» Task details
Transcribe every entry word for word, but skip the images.

» Records for this task
::::
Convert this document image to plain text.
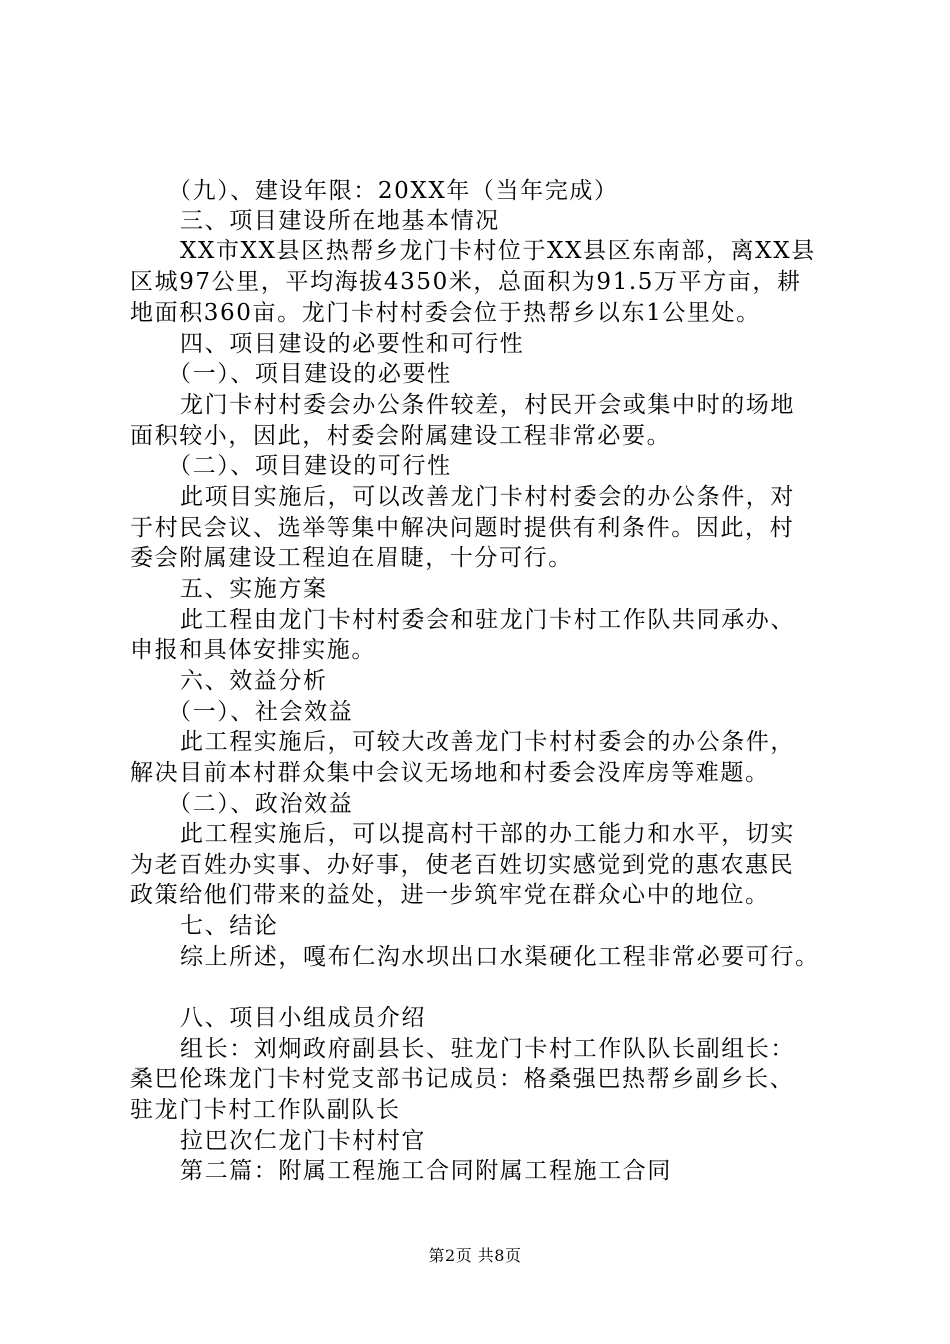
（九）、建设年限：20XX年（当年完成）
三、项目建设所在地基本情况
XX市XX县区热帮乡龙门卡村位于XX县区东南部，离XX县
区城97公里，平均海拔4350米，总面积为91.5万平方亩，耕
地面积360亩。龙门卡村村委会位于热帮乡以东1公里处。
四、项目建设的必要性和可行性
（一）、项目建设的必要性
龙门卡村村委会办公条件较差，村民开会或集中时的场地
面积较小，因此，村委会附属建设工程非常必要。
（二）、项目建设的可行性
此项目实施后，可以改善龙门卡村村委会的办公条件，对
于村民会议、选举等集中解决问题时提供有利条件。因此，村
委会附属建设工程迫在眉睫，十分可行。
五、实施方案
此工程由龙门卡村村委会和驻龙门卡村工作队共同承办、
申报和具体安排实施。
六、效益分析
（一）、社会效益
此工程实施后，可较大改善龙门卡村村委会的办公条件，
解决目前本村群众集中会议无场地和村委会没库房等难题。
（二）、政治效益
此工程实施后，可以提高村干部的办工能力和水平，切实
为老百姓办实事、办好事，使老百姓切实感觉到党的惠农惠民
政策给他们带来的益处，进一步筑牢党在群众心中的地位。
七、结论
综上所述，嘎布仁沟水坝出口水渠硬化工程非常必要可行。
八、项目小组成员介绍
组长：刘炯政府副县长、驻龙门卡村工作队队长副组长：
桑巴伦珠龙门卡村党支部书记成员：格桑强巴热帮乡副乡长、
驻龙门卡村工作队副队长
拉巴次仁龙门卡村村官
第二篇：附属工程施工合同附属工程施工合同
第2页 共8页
::::
» Answer in full
Convert this document image to plain text.
（九）、建设年限：20XX年（当年完成）
三、项目建设所在地基本情况
XX市XX县区热帮乡龙门卡村位于XX县区东南部，离XX县
区城97公里，平均海拔4350米，总面积为91.5万平方亩，耕
地面积360亩。龙门卡村村委会位于热帮乡以东1公里处。
四、项目建设的必要性和可行性
（一）、项目建设的必要性
龙门卡村村委会办公条件较差，村民开会或集中时的场地
面积较小，因此，村委会附属建设工程非常必要。
（二）、项目建设的可行性
此项目实施后，可以改善龙门卡村村委会的办公条件，对
于村民会议、选举等集中解决问题时提供有利条件。因此，村
委会附属建设工程迫在眉睫，十分可行。
五、实施方案
此工程由龙门卡村村委会和驻龙门卡村工作队共同承办、
申报和具体安排实施。
六、效益分析
（一）、社会效益
此工程实施后，可较大改善龙门卡村村委会的办公条件，
解决目前本村群众集中会议无场地和村委会没库房等难题。
（二）、政治效益
此工程实施后，可以提高村干部的办工能力和水平，切实
为老百姓办实事、办好事，使老百姓切实感觉到党的惠农惠民
政策给他们带来的益处，进一步筑牢党在群众心中的地位。
七、结论
综上所述，嘎布仁沟水坝出口水渠硬化工程非常必要可行。
八、项目小组成员介绍
组长：刘炯政府副县长、驻龙门卡村工作队队长副组长：
桑巴伦珠龙门卡村党支部书记成员：格桑强巴热帮乡副乡长、
驻龙门卡村工作队副队长
拉巴次仁龙门卡村村官
第二篇：附属工程施工合同附属工程施工合同
第2页 共8页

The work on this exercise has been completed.